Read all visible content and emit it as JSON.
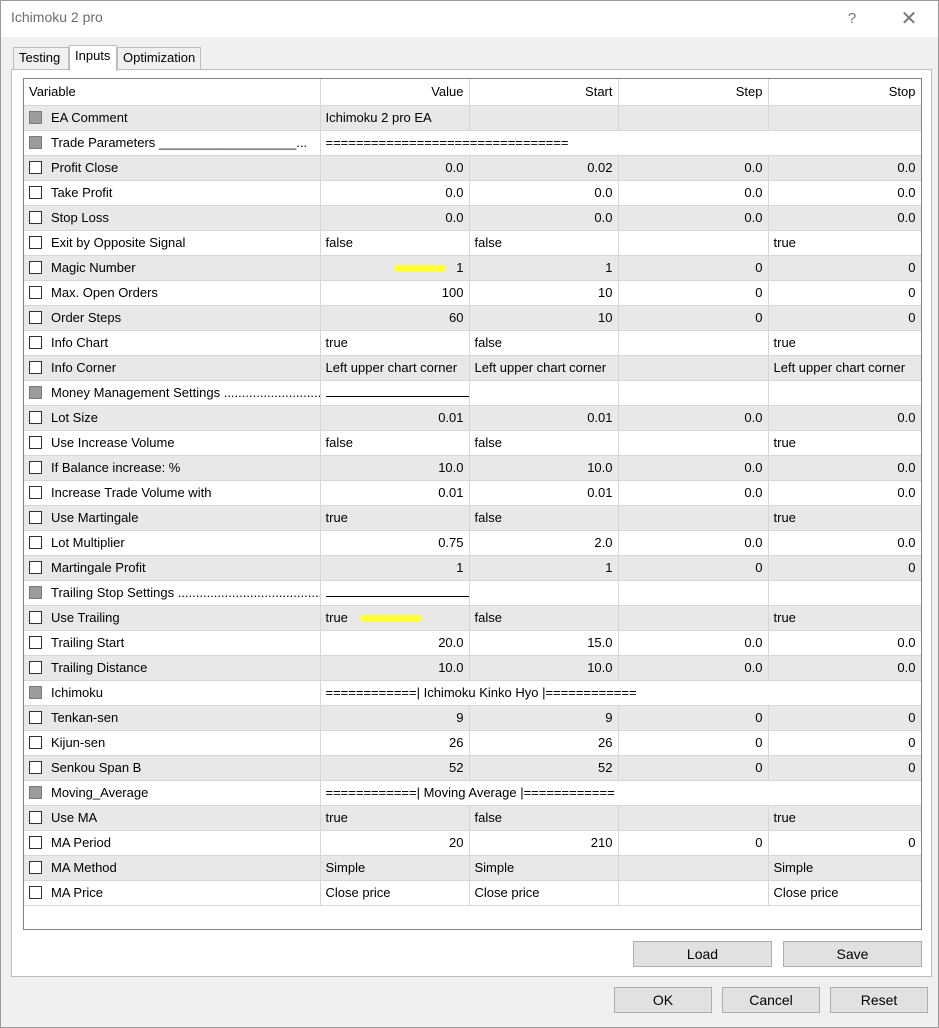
{
  "window": {
    "title": "Ichimoku 2 pro",
    "help": "?",
    "close": "✕"
  },
  "tabs": [
    {
      "label": "Testing"
    },
    {
      "label": "Inputs"
    },
    {
      "label": "Optimization"
    }
  ],
  "columns": [
    "Variable",
    "Value",
    "Start",
    "Step",
    "Stop"
  ],
  "rows": [
    {
      "name": "EA Comment",
      "value": "Ichimoku 2 pro EA",
      "start": "",
      "step": "",
      "stop": ""
    },
    {
      "name": "Trade Parameters ___________________...",
      "value": "================================",
      "start": "",
      "step": "",
      "stop": ""
    },
    {
      "name": "Profit Close",
      "value": "0.0",
      "start": "0.02",
      "step": "0.0",
      "stop": "0.0"
    },
    {
      "name": "Take Profit",
      "value": "0.0",
      "start": "0.0",
      "step": "0.0",
      "stop": "0.0"
    },
    {
      "name": "Stop Loss",
      "value": "0.0",
      "start": "0.0",
      "step": "0.0",
      "stop": "0.0"
    },
    {
      "name": "Exit by Opposite Signal",
      "value": "false",
      "start": "false",
      "step": "",
      "stop": "true"
    },
    {
      "name": "Magic Number",
      "value": "1",
      "start": "1",
      "step": "0",
      "stop": "0"
    },
    {
      "name": "Max. Open Orders",
      "value": "100",
      "start": "10",
      "step": "0",
      "stop": "0"
    },
    {
      "name": "Order Steps",
      "value": "60",
      "start": "10",
      "step": "0",
      "stop": "0"
    },
    {
      "name": "Info Chart",
      "value": "true",
      "start": "false",
      "step": "",
      "stop": "true"
    },
    {
      "name": "Info Corner",
      "value": "Left upper chart corner",
      "start": "Left upper chart corner",
      "step": "",
      "stop": "Left upper chart corner"
    },
    {
      "name": "Money Management Settings ..............................",
      "value": "",
      "start": "",
      "step": "",
      "stop": ""
    },
    {
      "name": "Lot Size",
      "value": "0.01",
      "start": "0.01",
      "step": "0.0",
      "stop": "0.0"
    },
    {
      "name": "Use Increase Volume",
      "value": "false",
      "start": "false",
      "step": "",
      "stop": "true"
    },
    {
      "name": "If Balance increase: %",
      "value": "10.0",
      "start": "10.0",
      "step": "0.0",
      "stop": "0.0"
    },
    {
      "name": "Increase Trade Volume with",
      "value": "0.01",
      "start": "0.01",
      "step": "0.0",
      "stop": "0.0"
    },
    {
      "name": "Use Martingale",
      "value": "true",
      "start": "false",
      "step": "",
      "stop": "true"
    },
    {
      "name": "Lot Multiplier",
      "value": "0.75",
      "start": "2.0",
      "step": "0.0",
      "stop": "0.0"
    },
    {
      "name": "Martingale Profit",
      "value": "1",
      "start": "1",
      "step": "0",
      "stop": "0"
    },
    {
      "name": "Trailing Stop Settings .........................................",
      "value": "",
      "start": "",
      "step": "",
      "stop": ""
    },
    {
      "name": "Use Trailing",
      "value": "true",
      "start": "false",
      "step": "",
      "stop": "true"
    },
    {
      "name": "Trailing Start",
      "value": "20.0",
      "start": "15.0",
      "step": "0.0",
      "stop": "0.0"
    },
    {
      "name": "Trailing Distance",
      "value": "10.0",
      "start": "10.0",
      "step": "0.0",
      "stop": "0.0"
    },
    {
      "name": "Ichimoku",
      "value": "============| Ichimoku Kinko Hyo |============",
      "start": "",
      "step": "",
      "stop": ""
    },
    {
      "name": "Tenkan-sen",
      "value": "9",
      "start": "9",
      "step": "0",
      "stop": "0"
    },
    {
      "name": "Kijun-sen",
      "value": "26",
      "start": "26",
      "step": "0",
      "stop": "0"
    },
    {
      "name": "Senkou Span B",
      "value": "52",
      "start": "52",
      "step": "0",
      "stop": "0"
    },
    {
      "name": "Moving_Average",
      "value": "============| Moving Average |============",
      "start": "",
      "step": "",
      "stop": ""
    },
    {
      "name": "Use MA",
      "value": "true",
      "start": "false",
      "step": "",
      "stop": "true"
    },
    {
      "name": "MA Period",
      "value": "20",
      "start": "210",
      "step": "0",
      "stop": "0"
    },
    {
      "name": "MA Method",
      "value": "Simple",
      "start": "Simple",
      "step": "",
      "stop": "Simple"
    },
    {
      "name": "MA Price",
      "value": "Close price",
      "start": "Close price",
      "step": "",
      "stop": "Close price"
    }
  ],
  "buttons": {
    "load": "Load",
    "save": "Save",
    "ok": "OK",
    "cancel": "Cancel",
    "reset": "Reset"
  },
  "colors": {
    "highlight": "#ffff3a",
    "alt_row": "#e8e8e8"
  }
}
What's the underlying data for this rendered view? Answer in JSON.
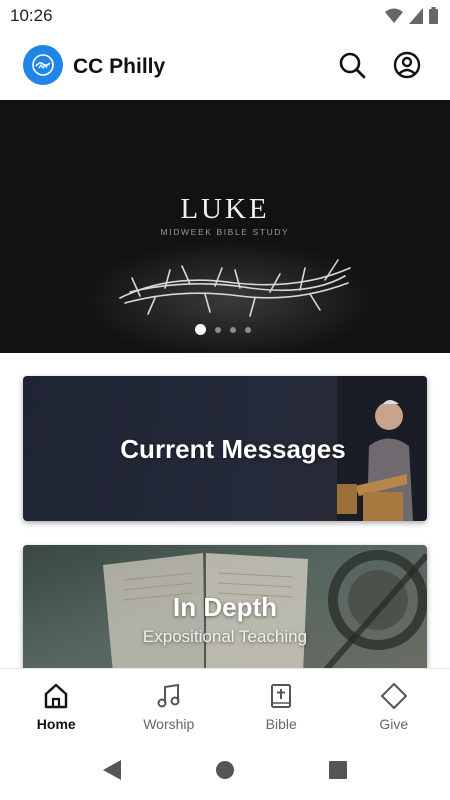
{
  "status_bar": {
    "time": "10:26"
  },
  "app_bar": {
    "title": "CC Philly"
  },
  "hero": {
    "title": "LUKE",
    "subtitle": "MIDWEEK BIBLE STUDY",
    "slide_count": 4,
    "active_slide": 1
  },
  "cards": {
    "messages": {
      "title": "Current Messages"
    },
    "depth": {
      "title": "In Depth",
      "subtitle": "Expositional Teaching"
    }
  },
  "bottom_nav": {
    "items": [
      {
        "label": "Home",
        "icon": "home-icon",
        "active": true
      },
      {
        "label": "Worship",
        "icon": "music-note-icon",
        "active": false
      },
      {
        "label": "Bible",
        "icon": "bible-icon",
        "active": false
      },
      {
        "label": "Give",
        "icon": "diamond-icon",
        "active": false
      }
    ]
  },
  "colors": {
    "brand_blue": "#1f86e8",
    "hero_bg": "#121212",
    "text_primary": "#111111",
    "text_secondary": "#666666"
  }
}
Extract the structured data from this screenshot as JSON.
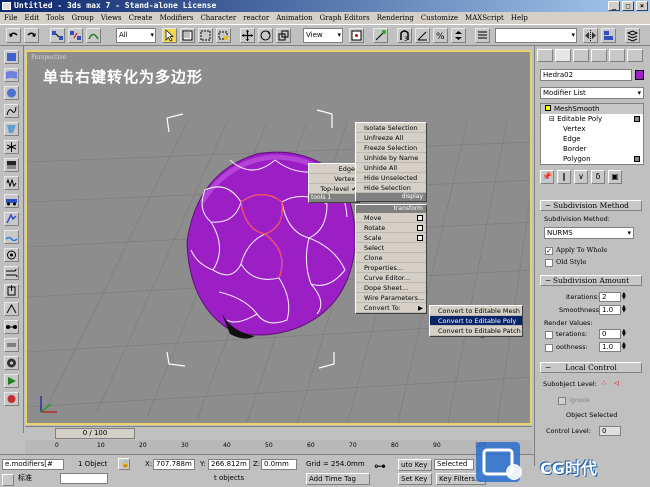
{
  "window": {
    "title": "Untitled - 3ds max 7  - Stand-alone License"
  },
  "menu": [
    "File",
    "Edit",
    "Tools",
    "Group",
    "Views",
    "Create",
    "Modifiers",
    "Character",
    "reactor",
    "Animation",
    "Graph Editors",
    "Rendering",
    "Customize",
    "MAXScript",
    "Help"
  ],
  "toolbar": {
    "selection_filter": "All",
    "reference_coord": "View"
  },
  "viewport": {
    "label": "Perspective",
    "caption": "单击右键转化为多边形"
  },
  "quad_left": [
    "Edge",
    "Vertex",
    "Top-level",
    "tools 1"
  ],
  "quad_top": [
    "Isolate Selection",
    "Unfreeze All",
    "Freeze Selection",
    "Unhide by Name",
    "Unhide All",
    "Hide Unselected",
    "Hide Selection",
    "display"
  ],
  "quad_bottom_header": "transform",
  "quad_bottom": [
    "Move",
    "Rotate",
    "Scale",
    "Select",
    "Clone",
    "Properties...",
    "Curve Editor...",
    "Dope Sheet...",
    "Wire Parameters...",
    "Convert To:"
  ],
  "submenu": [
    "Convert to Editable Mesh",
    "Convert to Editable Poly",
    "Convert to Editable Patch"
  ],
  "cmdpanel": {
    "object_name": "Hedra02",
    "object_color": "#a020c8",
    "modifier_list": "Modifier List",
    "stack": [
      "MeshSmooth",
      "Editable Poly",
      "Vertex",
      "Edge",
      "Border",
      "Polygon"
    ],
    "roll_subdivision_method": "Subdivision Method",
    "subdivision_method_label": "Subdivision Method:",
    "subdivision_method_value": "NURMS",
    "apply_to_whole": "Apply To Whole",
    "old_style": "Old Style",
    "roll_subdivision_amount": "Subdivision Amount",
    "iterations_label": "Iterations:",
    "iterations_value": "2",
    "smoothness_label": "Smoothness:",
    "smoothness_value": "1.0",
    "render_values": "Render Values:",
    "r_iterations_label": "terations:",
    "r_iterations_value": "0",
    "r_smoothness_label": "oothness:",
    "r_smoothness_value": "1.0",
    "roll_local_control": "Local Control",
    "subobject_level": "Subobject Level:",
    "ignore": "Ignore",
    "object_selected": "Object Selected",
    "control_level": "Control Level:",
    "control_level_value": "0"
  },
  "timeline": {
    "slider": "0 / 100",
    "ticks": [
      "0",
      "10",
      "20",
      "30",
      "40",
      "50",
      "60",
      "70",
      "80",
      "90",
      "100"
    ]
  },
  "status": {
    "script": "e.modifiers[#",
    "objects": "1 Object",
    "x_label": "X:",
    "x_value": "707.788m",
    "y_label": "Y:",
    "y_value": "266.812m",
    "z_label": "Z:",
    "z_value": "0.0mm",
    "grid": "Grid = 254.0mm",
    "auto_key": "uto Key",
    "selected": "Selected",
    "set_key": "Set Key",
    "key_filters": "Key Filters...",
    "prompt_left": "标准",
    "prompt_mid": "t objects",
    "add_time_tag": "Add Time Tag"
  },
  "watermark": "CG时代"
}
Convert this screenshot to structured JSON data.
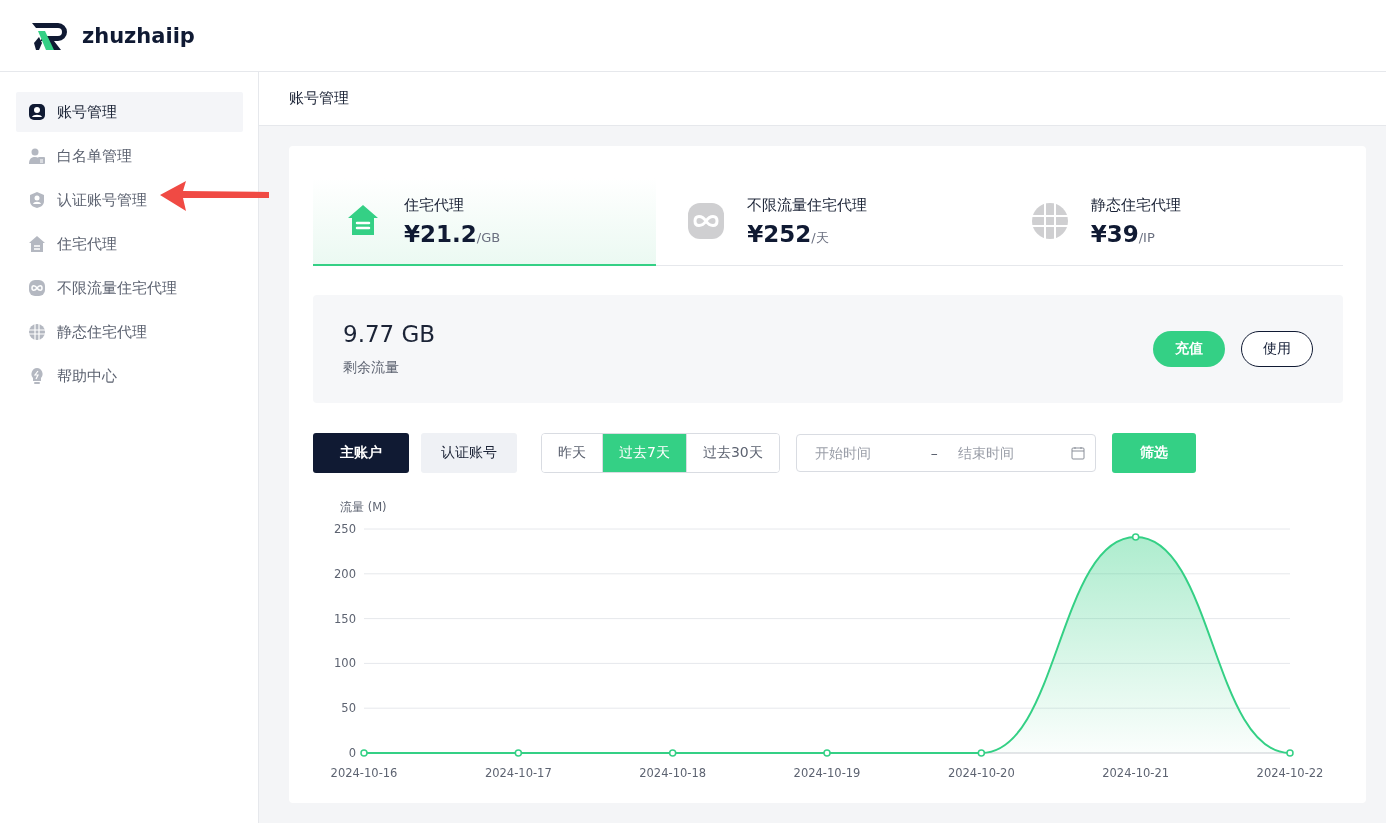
{
  "brand": {
    "name": "zhuzhaiip"
  },
  "sidebar": {
    "items": [
      {
        "label": "账号管理",
        "selected": true
      },
      {
        "label": "白名单管理",
        "selected": false
      },
      {
        "label": "认证账号管理",
        "selected": false
      },
      {
        "label": "住宅代理",
        "selected": false
      },
      {
        "label": "不限流量住宅代理",
        "selected": false
      },
      {
        "label": "静态住宅代理",
        "selected": false
      },
      {
        "label": "帮助中心",
        "selected": false
      }
    ]
  },
  "page_title": "账号管理",
  "products": [
    {
      "name": "住宅代理",
      "price": "¥21.2",
      "unit": "/GB",
      "selected": true
    },
    {
      "name": "不限流量住宅代理",
      "price": "¥252",
      "unit": "/天",
      "selected": false
    },
    {
      "name": "静态住宅代理",
      "price": "¥39",
      "unit": "/IP",
      "selected": false
    }
  ],
  "balance": {
    "value": "9.77 GB",
    "label": "剩余流量",
    "buttons": [
      {
        "label": "充值",
        "kind": "primary"
      },
      {
        "label": "使用",
        "kind": "outline"
      }
    ]
  },
  "account_tabs": [
    {
      "label": "主账户",
      "selected": true
    },
    {
      "label": "认证账号",
      "selected": false
    }
  ],
  "ranges": [
    {
      "label": "昨天",
      "selected": false
    },
    {
      "label": "过去7天",
      "selected": true
    },
    {
      "label": "过去30天",
      "selected": false
    }
  ],
  "date_range": {
    "start_placeholder": "开始时间",
    "separator": "–",
    "end_placeholder": "结束时间"
  },
  "filter_button": "筛选",
  "chart_data": {
    "type": "area",
    "ylabel": "流量 (M)",
    "categories": [
      "2024-10-16",
      "2024-10-17",
      "2024-10-18",
      "2024-10-19",
      "2024-10-20",
      "2024-10-21",
      "2024-10-22"
    ],
    "series": [
      {
        "color": "#34d085",
        "values": [
          0,
          0,
          0,
          0,
          0,
          241,
          0
        ]
      }
    ],
    "ylim": [
      0,
      250
    ],
    "yticks": [
      0,
      50,
      100,
      150,
      200,
      250
    ],
    "grid": true
  }
}
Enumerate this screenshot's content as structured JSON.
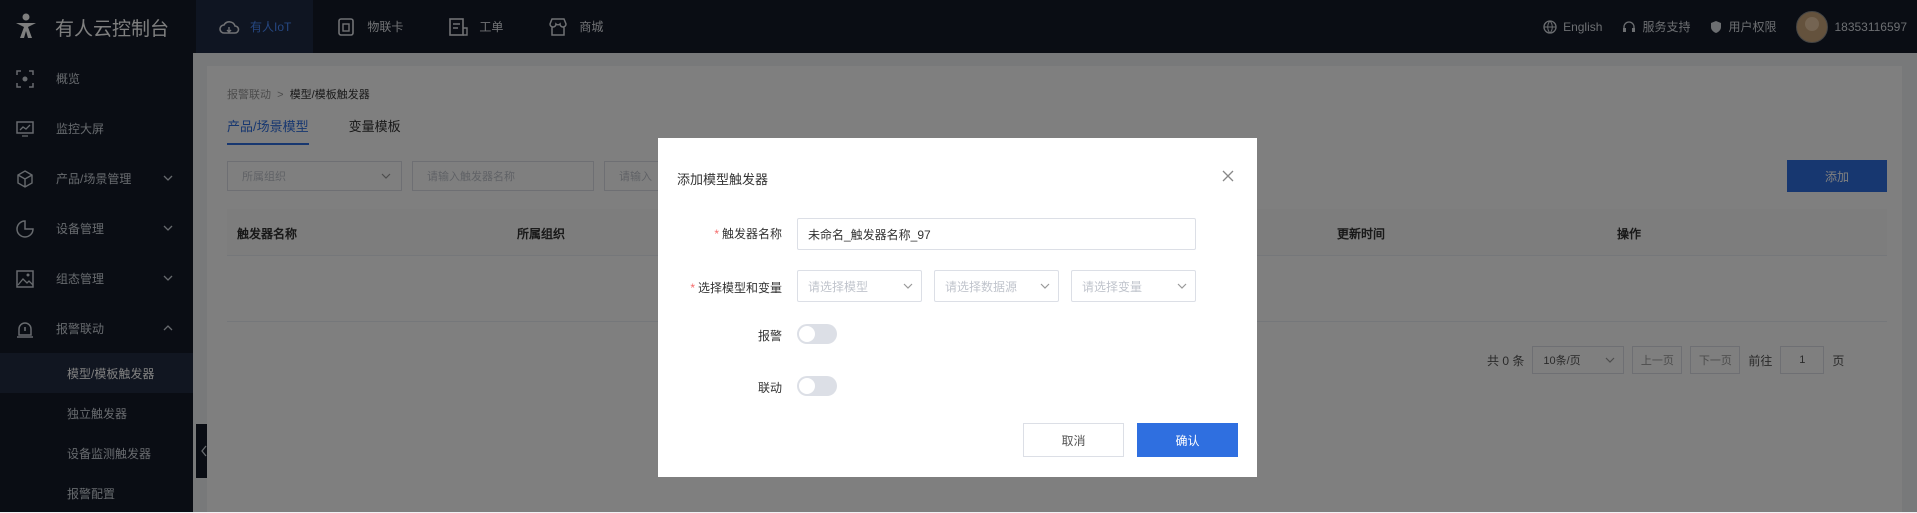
{
  "header": {
    "brand": "有人云控制台",
    "nav": [
      {
        "label": "有人IoT",
        "icon": "cloud-icon",
        "active": true
      },
      {
        "label": "物联卡",
        "icon": "sim-card-icon",
        "active": false
      },
      {
        "label": "工单",
        "icon": "work-order-icon",
        "active": false
      },
      {
        "label": "商城",
        "icon": "store-icon",
        "active": false
      }
    ],
    "language": "English",
    "support": "服务支持",
    "permissions": "用户权限",
    "user": "18353116597"
  },
  "sidebar": {
    "items": [
      {
        "label": "概览",
        "icon": "overview-icon"
      },
      {
        "label": "监控大屏",
        "icon": "monitor-icon"
      },
      {
        "label": "产品/场景管理",
        "icon": "cube-icon",
        "chevron": "down"
      },
      {
        "label": "设备管理",
        "icon": "pie-chart-icon",
        "chevron": "down"
      },
      {
        "label": "组态管理",
        "icon": "image-icon",
        "chevron": "down"
      },
      {
        "label": "报警联动",
        "icon": "alarm-icon",
        "chevron": "up"
      }
    ],
    "subitems": [
      {
        "label": "模型/模板触发器",
        "active": true
      },
      {
        "label": "独立触发器",
        "active": false
      },
      {
        "label": "设备监测触发器",
        "active": false
      },
      {
        "label": "报警配置",
        "active": false
      }
    ]
  },
  "main": {
    "breadcrumb": {
      "parent": "报警联动",
      "separator": ">",
      "current": "模型/模板触发器"
    },
    "tabs": [
      {
        "label": "产品/场景模型",
        "active": true
      },
      {
        "label": "变量模板",
        "active": false
      }
    ],
    "filters": {
      "org_placeholder": "所属组织",
      "name_placeholder": "请输入触发器名称",
      "other_placeholder": "请输入"
    },
    "add_button": "添加",
    "table_headers": [
      "触发器名称",
      "所属组织",
      "更新时间",
      "操作"
    ],
    "pagination": {
      "total": "共 0 条",
      "page_size": "10条/页",
      "prev": "上一页",
      "next": "下一页",
      "goto_label": "前往",
      "page": "1",
      "page_suffix": "页"
    }
  },
  "dialog": {
    "title": "添加模型触发器",
    "name_label": "触发器名称",
    "name_value": "未命名_触发器名称_97",
    "model_label": "选择模型和变量",
    "select_model": "请选择模型",
    "select_datasource": "请选择数据源",
    "select_variable": "请选择变量",
    "alarm_label": "报警",
    "alarm_on": false,
    "linkage_label": "联动",
    "linkage_on": false,
    "cancel": "取消",
    "confirm": "确认"
  },
  "colors": {
    "primary": "#2f6fe0",
    "topbar": "#141b29",
    "required": "#f56c6c"
  }
}
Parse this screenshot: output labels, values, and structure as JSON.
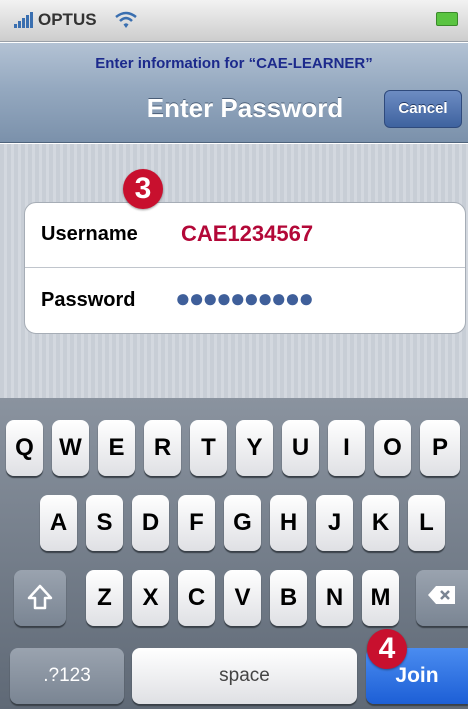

════════════════════

Gather all lines with the string "Trailing" from the data.

      "name": "Trailing Stop Settings .........................................",
      "name": "Use Trailing",
      "name": "Trailing Start",
      "name": "Trailing Distance",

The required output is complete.